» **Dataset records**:
=====

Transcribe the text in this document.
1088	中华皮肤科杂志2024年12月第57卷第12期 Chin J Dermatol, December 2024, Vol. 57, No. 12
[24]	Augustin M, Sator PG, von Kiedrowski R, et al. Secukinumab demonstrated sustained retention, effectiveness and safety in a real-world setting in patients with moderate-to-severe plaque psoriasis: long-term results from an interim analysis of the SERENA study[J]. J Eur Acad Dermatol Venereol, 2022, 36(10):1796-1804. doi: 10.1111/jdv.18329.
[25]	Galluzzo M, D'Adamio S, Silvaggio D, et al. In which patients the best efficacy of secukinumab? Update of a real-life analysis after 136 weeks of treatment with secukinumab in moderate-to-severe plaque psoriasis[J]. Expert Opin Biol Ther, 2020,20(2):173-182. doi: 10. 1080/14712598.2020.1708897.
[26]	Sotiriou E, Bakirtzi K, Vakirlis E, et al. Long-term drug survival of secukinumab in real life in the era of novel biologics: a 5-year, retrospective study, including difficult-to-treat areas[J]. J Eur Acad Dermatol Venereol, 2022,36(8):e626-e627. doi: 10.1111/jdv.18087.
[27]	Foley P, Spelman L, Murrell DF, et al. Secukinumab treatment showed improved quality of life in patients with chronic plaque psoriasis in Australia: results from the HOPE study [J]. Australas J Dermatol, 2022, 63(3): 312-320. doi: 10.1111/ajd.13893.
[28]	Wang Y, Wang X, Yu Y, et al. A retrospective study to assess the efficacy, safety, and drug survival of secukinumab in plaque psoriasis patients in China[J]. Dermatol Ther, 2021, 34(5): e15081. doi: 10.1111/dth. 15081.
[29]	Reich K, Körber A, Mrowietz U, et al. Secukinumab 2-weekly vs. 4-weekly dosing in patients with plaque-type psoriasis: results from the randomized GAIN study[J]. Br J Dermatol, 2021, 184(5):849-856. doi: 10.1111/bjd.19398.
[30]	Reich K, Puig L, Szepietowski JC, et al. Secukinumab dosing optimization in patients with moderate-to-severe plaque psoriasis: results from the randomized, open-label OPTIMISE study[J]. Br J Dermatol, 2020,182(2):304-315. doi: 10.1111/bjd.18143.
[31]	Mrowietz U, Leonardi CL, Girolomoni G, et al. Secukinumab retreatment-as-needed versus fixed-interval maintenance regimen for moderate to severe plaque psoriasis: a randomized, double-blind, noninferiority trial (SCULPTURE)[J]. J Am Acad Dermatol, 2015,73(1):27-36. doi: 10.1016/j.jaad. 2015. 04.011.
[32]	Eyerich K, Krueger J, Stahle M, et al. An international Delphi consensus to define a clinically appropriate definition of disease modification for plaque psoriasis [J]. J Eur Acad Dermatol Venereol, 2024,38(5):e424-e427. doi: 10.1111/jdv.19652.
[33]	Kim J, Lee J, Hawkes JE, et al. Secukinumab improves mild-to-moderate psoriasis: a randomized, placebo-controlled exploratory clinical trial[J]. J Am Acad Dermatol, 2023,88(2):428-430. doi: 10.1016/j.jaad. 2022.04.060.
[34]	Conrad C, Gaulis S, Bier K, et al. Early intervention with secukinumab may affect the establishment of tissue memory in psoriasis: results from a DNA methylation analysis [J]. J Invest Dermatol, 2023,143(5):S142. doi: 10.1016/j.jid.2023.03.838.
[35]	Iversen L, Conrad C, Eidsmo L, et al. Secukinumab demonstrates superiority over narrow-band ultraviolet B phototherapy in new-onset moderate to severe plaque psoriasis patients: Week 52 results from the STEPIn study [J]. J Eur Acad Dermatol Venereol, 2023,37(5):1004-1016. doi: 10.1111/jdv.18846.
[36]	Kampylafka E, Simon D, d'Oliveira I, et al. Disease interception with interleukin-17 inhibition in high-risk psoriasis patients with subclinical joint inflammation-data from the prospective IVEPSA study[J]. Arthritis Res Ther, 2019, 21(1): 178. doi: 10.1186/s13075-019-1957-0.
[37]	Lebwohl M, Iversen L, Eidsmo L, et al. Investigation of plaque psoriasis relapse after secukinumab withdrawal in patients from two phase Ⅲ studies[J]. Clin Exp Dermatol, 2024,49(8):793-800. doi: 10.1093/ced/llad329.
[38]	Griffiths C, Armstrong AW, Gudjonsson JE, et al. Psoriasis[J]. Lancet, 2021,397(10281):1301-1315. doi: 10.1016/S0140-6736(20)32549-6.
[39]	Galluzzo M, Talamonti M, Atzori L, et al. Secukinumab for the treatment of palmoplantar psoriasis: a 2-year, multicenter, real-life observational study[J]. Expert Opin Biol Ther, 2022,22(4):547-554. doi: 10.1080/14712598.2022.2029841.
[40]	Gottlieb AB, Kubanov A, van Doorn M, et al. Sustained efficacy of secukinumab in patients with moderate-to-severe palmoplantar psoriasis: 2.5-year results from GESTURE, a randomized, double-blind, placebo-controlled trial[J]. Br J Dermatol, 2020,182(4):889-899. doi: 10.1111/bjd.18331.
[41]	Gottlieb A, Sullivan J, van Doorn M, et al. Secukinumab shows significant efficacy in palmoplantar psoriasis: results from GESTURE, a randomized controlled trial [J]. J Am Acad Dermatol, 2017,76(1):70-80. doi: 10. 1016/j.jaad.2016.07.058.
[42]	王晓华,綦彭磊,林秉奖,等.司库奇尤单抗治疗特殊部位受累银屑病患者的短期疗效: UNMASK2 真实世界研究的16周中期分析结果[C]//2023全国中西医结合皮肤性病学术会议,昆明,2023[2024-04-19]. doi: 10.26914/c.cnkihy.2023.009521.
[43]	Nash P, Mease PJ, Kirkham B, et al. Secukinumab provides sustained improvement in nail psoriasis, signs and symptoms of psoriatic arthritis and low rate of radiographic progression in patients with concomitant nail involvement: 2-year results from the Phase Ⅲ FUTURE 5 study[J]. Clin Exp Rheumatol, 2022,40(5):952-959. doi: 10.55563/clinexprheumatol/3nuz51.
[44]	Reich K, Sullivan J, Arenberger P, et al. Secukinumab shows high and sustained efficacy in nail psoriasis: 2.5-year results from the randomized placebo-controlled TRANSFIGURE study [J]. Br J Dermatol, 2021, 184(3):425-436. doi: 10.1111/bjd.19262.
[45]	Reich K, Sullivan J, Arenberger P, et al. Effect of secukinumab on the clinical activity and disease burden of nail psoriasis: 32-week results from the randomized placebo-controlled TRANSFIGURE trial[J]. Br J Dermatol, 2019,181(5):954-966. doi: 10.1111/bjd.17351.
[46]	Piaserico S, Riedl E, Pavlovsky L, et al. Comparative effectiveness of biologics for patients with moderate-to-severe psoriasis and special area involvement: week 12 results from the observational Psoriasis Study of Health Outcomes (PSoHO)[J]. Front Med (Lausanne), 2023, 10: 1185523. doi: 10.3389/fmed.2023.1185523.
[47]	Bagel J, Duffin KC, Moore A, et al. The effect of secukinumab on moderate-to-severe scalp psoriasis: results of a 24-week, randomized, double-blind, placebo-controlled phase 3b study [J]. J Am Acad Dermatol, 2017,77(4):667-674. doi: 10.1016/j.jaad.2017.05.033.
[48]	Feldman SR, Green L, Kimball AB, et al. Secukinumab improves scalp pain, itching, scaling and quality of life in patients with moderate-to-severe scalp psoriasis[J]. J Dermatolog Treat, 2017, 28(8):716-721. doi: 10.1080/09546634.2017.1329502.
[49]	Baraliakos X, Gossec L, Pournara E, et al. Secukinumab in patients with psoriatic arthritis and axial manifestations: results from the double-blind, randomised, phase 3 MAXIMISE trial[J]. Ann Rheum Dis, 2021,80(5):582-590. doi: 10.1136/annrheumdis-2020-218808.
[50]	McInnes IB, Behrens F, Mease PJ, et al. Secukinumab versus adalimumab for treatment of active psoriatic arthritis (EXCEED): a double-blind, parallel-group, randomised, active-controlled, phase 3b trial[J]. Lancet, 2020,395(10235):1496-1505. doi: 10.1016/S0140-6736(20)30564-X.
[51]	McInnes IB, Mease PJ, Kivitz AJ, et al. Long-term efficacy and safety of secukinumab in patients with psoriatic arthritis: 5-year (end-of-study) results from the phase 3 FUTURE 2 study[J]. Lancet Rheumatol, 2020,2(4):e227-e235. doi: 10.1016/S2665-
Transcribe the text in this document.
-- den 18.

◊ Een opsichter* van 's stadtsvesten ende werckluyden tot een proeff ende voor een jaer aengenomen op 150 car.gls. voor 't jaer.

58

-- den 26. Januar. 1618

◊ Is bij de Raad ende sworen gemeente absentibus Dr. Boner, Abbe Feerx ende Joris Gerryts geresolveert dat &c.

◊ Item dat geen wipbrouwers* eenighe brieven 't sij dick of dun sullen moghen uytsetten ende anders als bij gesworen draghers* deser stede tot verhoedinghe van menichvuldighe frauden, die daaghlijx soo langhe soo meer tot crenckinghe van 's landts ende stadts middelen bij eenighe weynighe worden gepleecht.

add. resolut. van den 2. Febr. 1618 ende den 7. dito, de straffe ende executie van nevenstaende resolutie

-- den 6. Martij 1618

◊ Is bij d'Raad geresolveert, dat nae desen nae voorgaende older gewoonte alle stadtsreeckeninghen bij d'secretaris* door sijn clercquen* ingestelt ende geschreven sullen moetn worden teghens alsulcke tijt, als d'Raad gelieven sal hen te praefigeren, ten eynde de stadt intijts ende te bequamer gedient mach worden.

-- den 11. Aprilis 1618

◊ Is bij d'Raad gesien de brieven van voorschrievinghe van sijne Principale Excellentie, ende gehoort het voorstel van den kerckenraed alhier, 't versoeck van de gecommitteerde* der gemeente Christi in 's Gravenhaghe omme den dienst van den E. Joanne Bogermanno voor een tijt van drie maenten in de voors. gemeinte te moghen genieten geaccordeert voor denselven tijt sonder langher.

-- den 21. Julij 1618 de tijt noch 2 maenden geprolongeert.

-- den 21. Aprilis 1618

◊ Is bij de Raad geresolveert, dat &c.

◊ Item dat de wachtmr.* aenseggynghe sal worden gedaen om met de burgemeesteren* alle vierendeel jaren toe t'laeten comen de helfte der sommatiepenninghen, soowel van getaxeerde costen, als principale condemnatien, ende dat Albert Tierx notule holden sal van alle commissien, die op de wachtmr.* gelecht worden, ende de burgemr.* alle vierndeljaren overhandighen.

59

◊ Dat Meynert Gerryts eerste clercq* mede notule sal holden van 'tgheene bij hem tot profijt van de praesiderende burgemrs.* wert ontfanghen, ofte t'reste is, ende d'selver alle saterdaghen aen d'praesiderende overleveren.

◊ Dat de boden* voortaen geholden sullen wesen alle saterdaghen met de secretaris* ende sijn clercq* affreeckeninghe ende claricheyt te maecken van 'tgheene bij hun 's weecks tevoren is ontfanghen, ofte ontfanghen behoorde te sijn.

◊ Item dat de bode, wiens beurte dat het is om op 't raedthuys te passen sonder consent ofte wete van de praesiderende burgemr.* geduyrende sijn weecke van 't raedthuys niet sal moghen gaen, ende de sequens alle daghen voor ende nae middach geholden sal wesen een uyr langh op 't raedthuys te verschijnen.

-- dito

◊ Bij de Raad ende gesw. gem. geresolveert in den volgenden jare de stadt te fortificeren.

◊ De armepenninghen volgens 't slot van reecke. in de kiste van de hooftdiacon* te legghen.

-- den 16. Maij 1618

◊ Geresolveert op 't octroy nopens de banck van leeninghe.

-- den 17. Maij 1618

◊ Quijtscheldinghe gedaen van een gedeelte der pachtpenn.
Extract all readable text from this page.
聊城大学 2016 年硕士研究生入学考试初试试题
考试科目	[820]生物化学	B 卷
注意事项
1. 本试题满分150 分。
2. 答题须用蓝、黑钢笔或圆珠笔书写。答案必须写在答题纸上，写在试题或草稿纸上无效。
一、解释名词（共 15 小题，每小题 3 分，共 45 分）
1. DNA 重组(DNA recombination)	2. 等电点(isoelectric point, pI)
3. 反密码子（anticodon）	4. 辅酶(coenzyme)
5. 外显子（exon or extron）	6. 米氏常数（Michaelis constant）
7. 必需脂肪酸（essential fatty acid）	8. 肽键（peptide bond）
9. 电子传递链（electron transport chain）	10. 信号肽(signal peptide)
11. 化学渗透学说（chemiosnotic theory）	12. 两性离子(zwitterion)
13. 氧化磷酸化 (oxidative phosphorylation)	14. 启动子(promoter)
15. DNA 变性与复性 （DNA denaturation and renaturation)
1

=====

» **Problem description**: Your answer is the line containing "Extract all readable text from this page." plus every line after it through the end of the entries, given again exactly and alone.

» **Solution to the problem**:
Extract all readable text from this page.
聊城大学 2016 年硕士研究生入学考试初试试题
考试科目	[820]生物化学	B 卷
注意事项
1. 本试题满分150 分。
2. 答题须用蓝、黑钢笔或圆珠笔书写。答案必须写在答题纸上，写在试题或草稿纸上无效。
一、解释名词（共 15 小题，每小题 3 分，共 45 分）
1. DNA 重组(DNA recombination)	2. 等电点(isoelectric point, pI)
3. 反密码子（anticodon）	4. 辅酶(coenzyme)
5. 外显子（exon or extron）	6. 米氏常数（Michaelis constant）
7. 必需脂肪酸（essential fatty acid）	8. 肽键（peptide bond）
9. 电子传递链（electron transport chain）	10. 信号肽(signal peptide)
11. 化学渗透学说（chemiosnotic theory）	12. 两性离子(zwitterion)
13. 氧化磷酸化 (oxidative phosphorylation)	14. 启动子(promoter)
15. DNA 变性与复性 （DNA denaturation and renaturation)
1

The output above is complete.